* EXCERPTED RECORDS:
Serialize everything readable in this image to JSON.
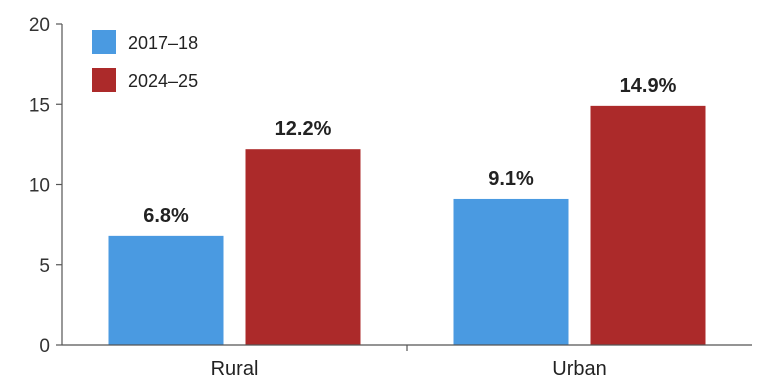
{
  "chart_data": {
    "type": "bar",
    "categories": [
      "Rural",
      "Urban"
    ],
    "series": [
      {
        "name": "2017–18",
        "values": [
          6.8,
          9.1
        ],
        "labels": [
          "6.8%",
          "9.1%"
        ],
        "color": "#4a9ae1"
      },
      {
        "name": "2024–25",
        "values": [
          12.2,
          14.9
        ],
        "labels": [
          "12.2%",
          "14.9%"
        ],
        "color": "#ac2a2a"
      }
    ],
    "ylim": [
      0,
      20
    ],
    "yticks": [
      "0",
      "5",
      "10",
      "15",
      "20"
    ],
    "grid": false,
    "legend": "top-left"
  }
}
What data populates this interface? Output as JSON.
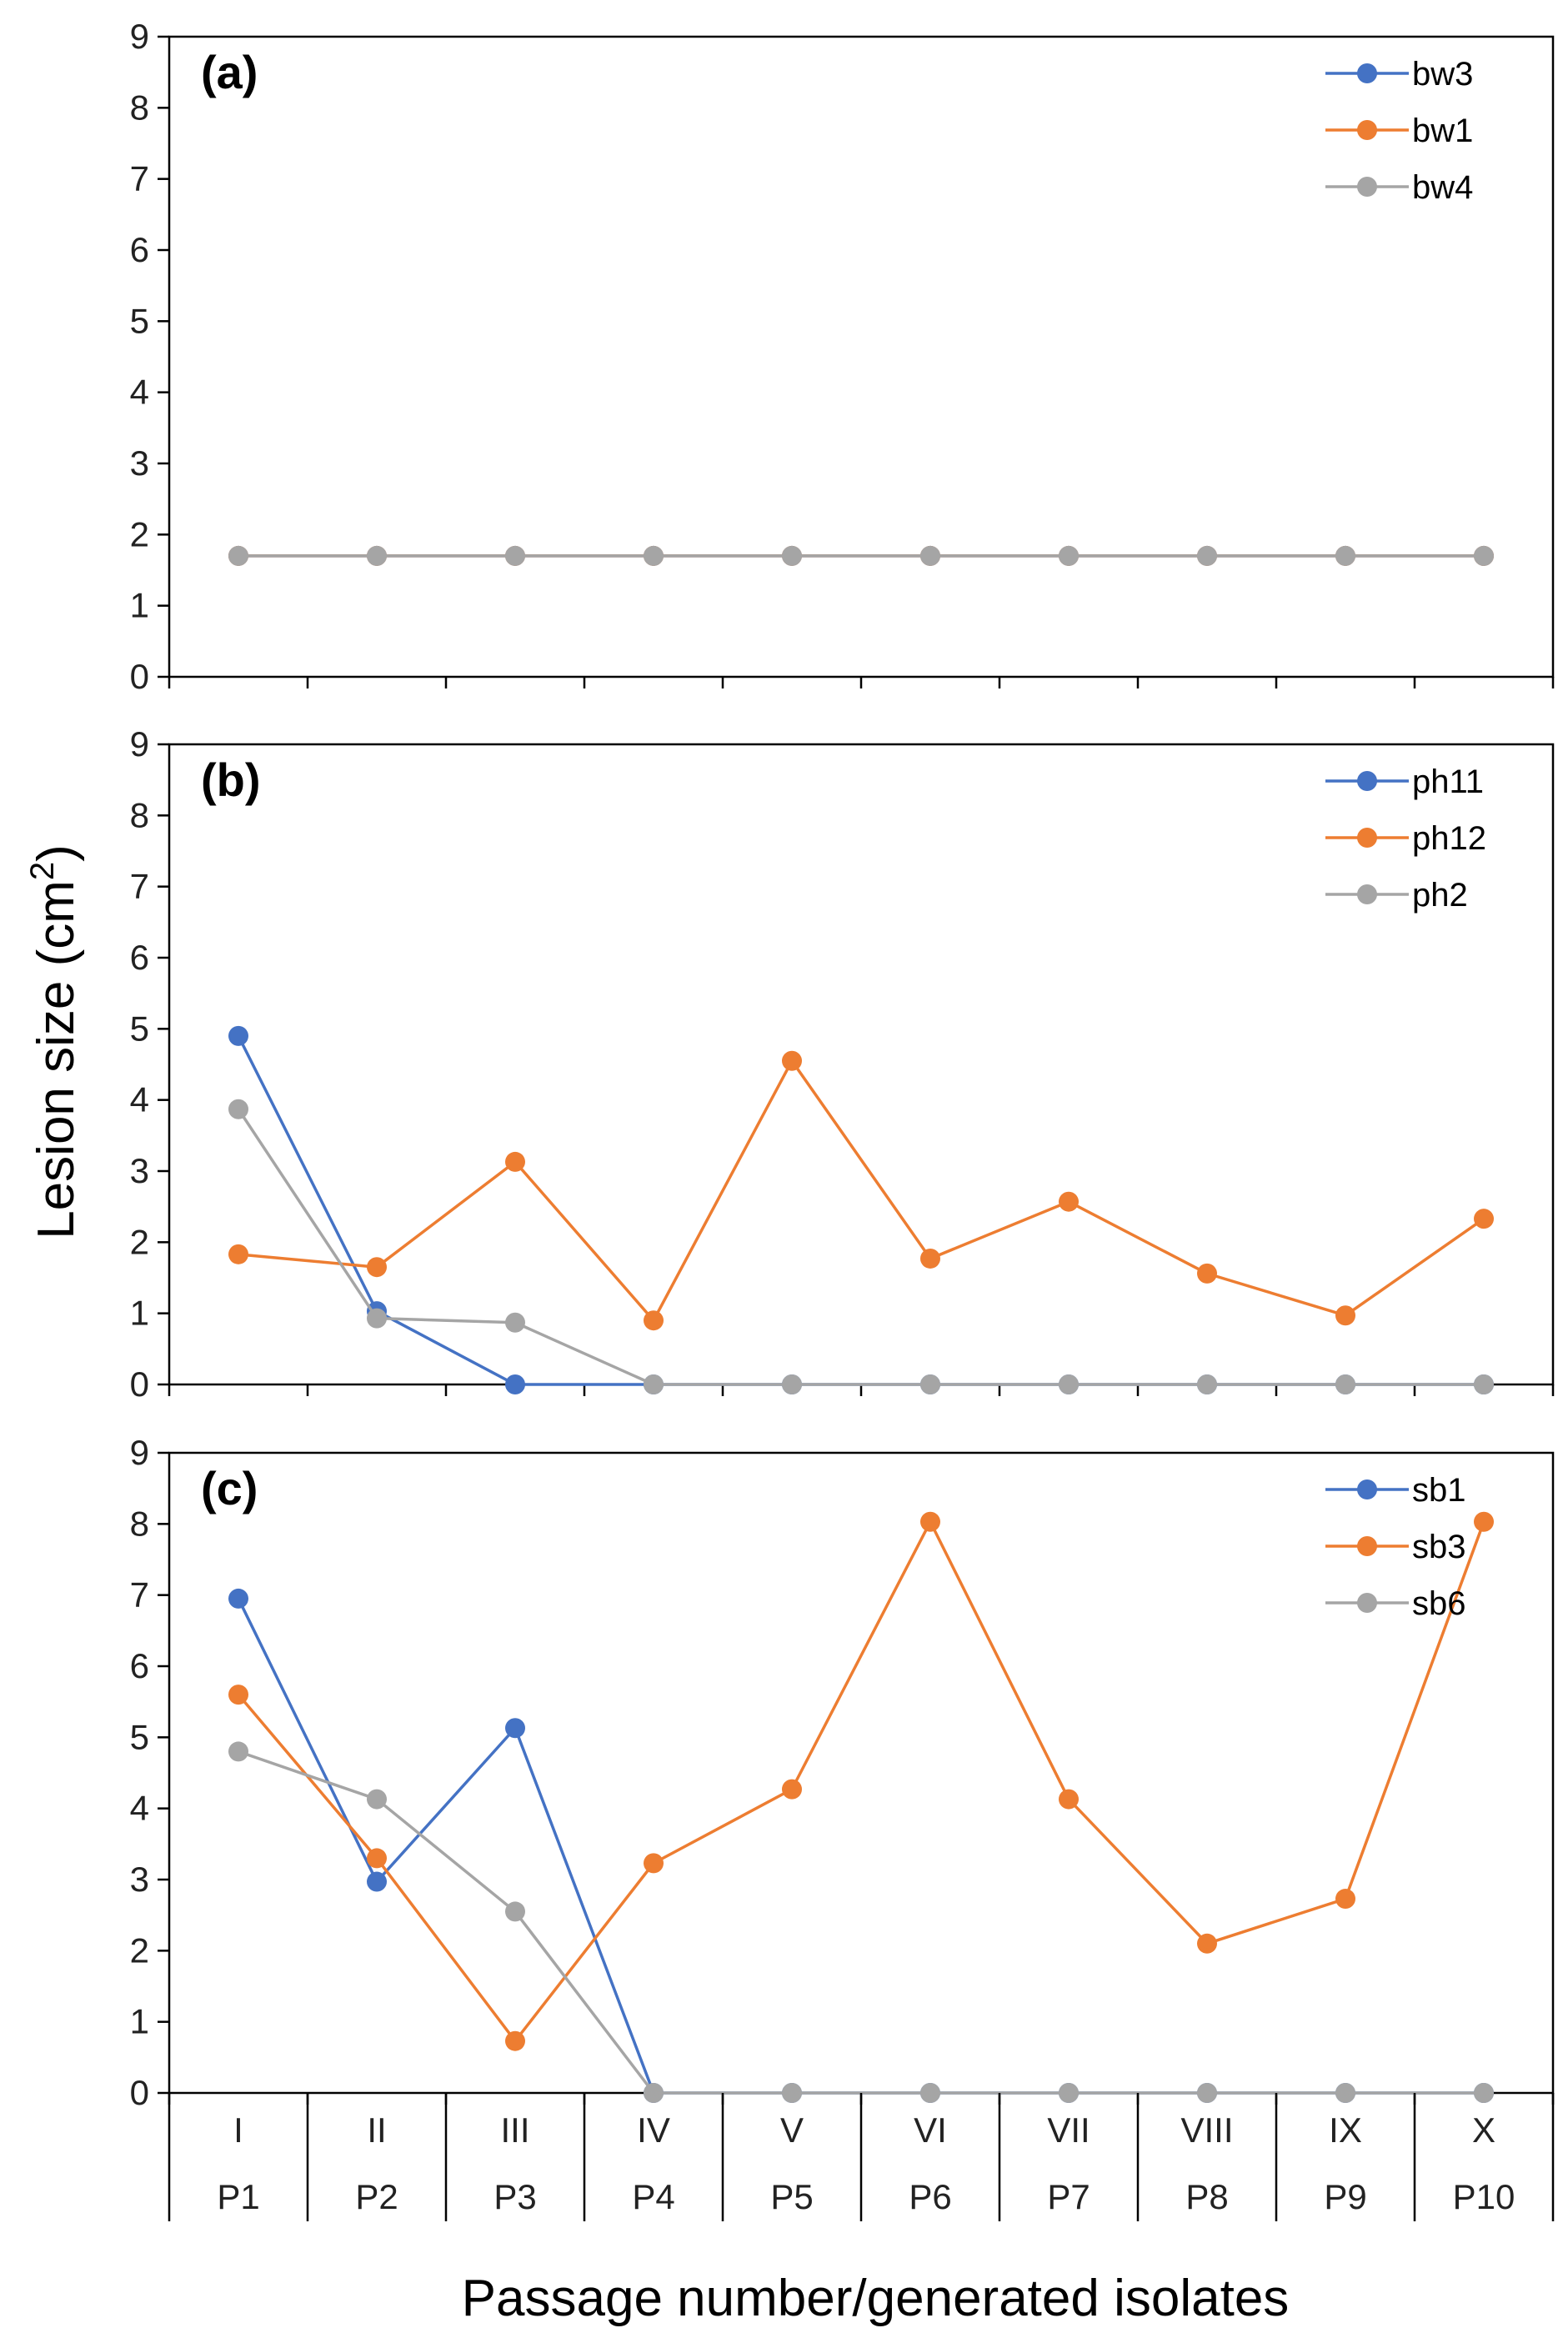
{
  "colors": {
    "blue": "#4472c4",
    "orange": "#ed7d31",
    "gray": "#a5a5a5",
    "axis": "#000000"
  },
  "y_axis": {
    "label_prefix": "Lesion size (cm",
    "label_sup": "2",
    "label_suffix": ")"
  },
  "x_axis": {
    "label": "Passage number/generated isolates",
    "row1": [
      "I",
      "II",
      "III",
      "IV",
      "V",
      "VI",
      "VII",
      "VIII",
      "IX",
      "X"
    ],
    "row2": [
      "P1",
      "P2",
      "P3",
      "P4",
      "P5",
      "P6",
      "P7",
      "P8",
      "P9",
      "P10"
    ]
  },
  "chart_data": [
    {
      "type": "line",
      "panel": "(a)",
      "categories": [
        "I",
        "II",
        "III",
        "IV",
        "V",
        "VI",
        "VII",
        "VIII",
        "IX",
        "X"
      ],
      "ylim": [
        0,
        9
      ],
      "yticks": [
        0,
        1,
        2,
        3,
        4,
        5,
        6,
        7,
        8,
        9
      ],
      "legend_position": "top-right",
      "series": [
        {
          "name": "bw3",
          "color": "#4472c4",
          "values": [
            1.7,
            1.7,
            1.7,
            1.7,
            1.7,
            1.7,
            1.7,
            1.7,
            1.7,
            1.7
          ]
        },
        {
          "name": "bw1",
          "color": "#ed7d31",
          "values": [
            1.7,
            1.7,
            1.7,
            1.7,
            1.7,
            1.7,
            1.7,
            1.7,
            1.7,
            1.7
          ]
        },
        {
          "name": "bw4",
          "color": "#a5a5a5",
          "values": [
            1.7,
            1.7,
            1.7,
            1.7,
            1.7,
            1.7,
            1.7,
            1.7,
            1.7,
            1.7
          ]
        }
      ]
    },
    {
      "type": "line",
      "panel": "(b)",
      "categories": [
        "I",
        "II",
        "III",
        "IV",
        "V",
        "VI",
        "VII",
        "VIII",
        "IX",
        "X"
      ],
      "ylim": [
        0,
        9
      ],
      "yticks": [
        0,
        1,
        2,
        3,
        4,
        5,
        6,
        7,
        8,
        9
      ],
      "legend_position": "top-right",
      "series": [
        {
          "name": "ph11",
          "color": "#4472c4",
          "values": [
            4.9,
            1.03,
            0,
            0,
            0,
            0,
            0,
            0,
            0,
            0
          ]
        },
        {
          "name": "ph12",
          "color": "#ed7d31",
          "values": [
            1.83,
            1.65,
            3.13,
            0.9,
            4.55,
            1.77,
            2.57,
            1.56,
            0.97,
            2.33
          ]
        },
        {
          "name": "ph2",
          "color": "#a5a5a5",
          "values": [
            3.87,
            0.93,
            0.87,
            0,
            0,
            0,
            0,
            0,
            0,
            0
          ]
        }
      ]
    },
    {
      "type": "line",
      "panel": "(c)",
      "categories": [
        "I",
        "II",
        "III",
        "IV",
        "V",
        "VI",
        "VII",
        "VIII",
        "IX",
        "X"
      ],
      "ylim": [
        0,
        9
      ],
      "yticks": [
        0,
        1,
        2,
        3,
        4,
        5,
        6,
        7,
        8,
        9
      ],
      "legend_position": "top-right",
      "series": [
        {
          "name": "sb1",
          "color": "#4472c4",
          "values": [
            6.95,
            2.97,
            5.13,
            0,
            0,
            0,
            0,
            0,
            0,
            0
          ]
        },
        {
          "name": "sb3",
          "color": "#ed7d31",
          "values": [
            5.6,
            3.3,
            0.73,
            3.23,
            4.27,
            8.03,
            4.13,
            2.1,
            2.73,
            8.03
          ]
        },
        {
          "name": "sb6",
          "color": "#a5a5a5",
          "values": [
            4.8,
            4.13,
            2.55,
            0,
            0,
            0,
            0,
            0,
            0,
            0
          ]
        }
      ]
    }
  ]
}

* AIM OF THE TASK: Look over the listing above. Pick out and copy every line that includes "JSON".

* TASK OUTPUT:
Serialize everything readable in this image to JSON.
What data populates this interface? Output as JSON.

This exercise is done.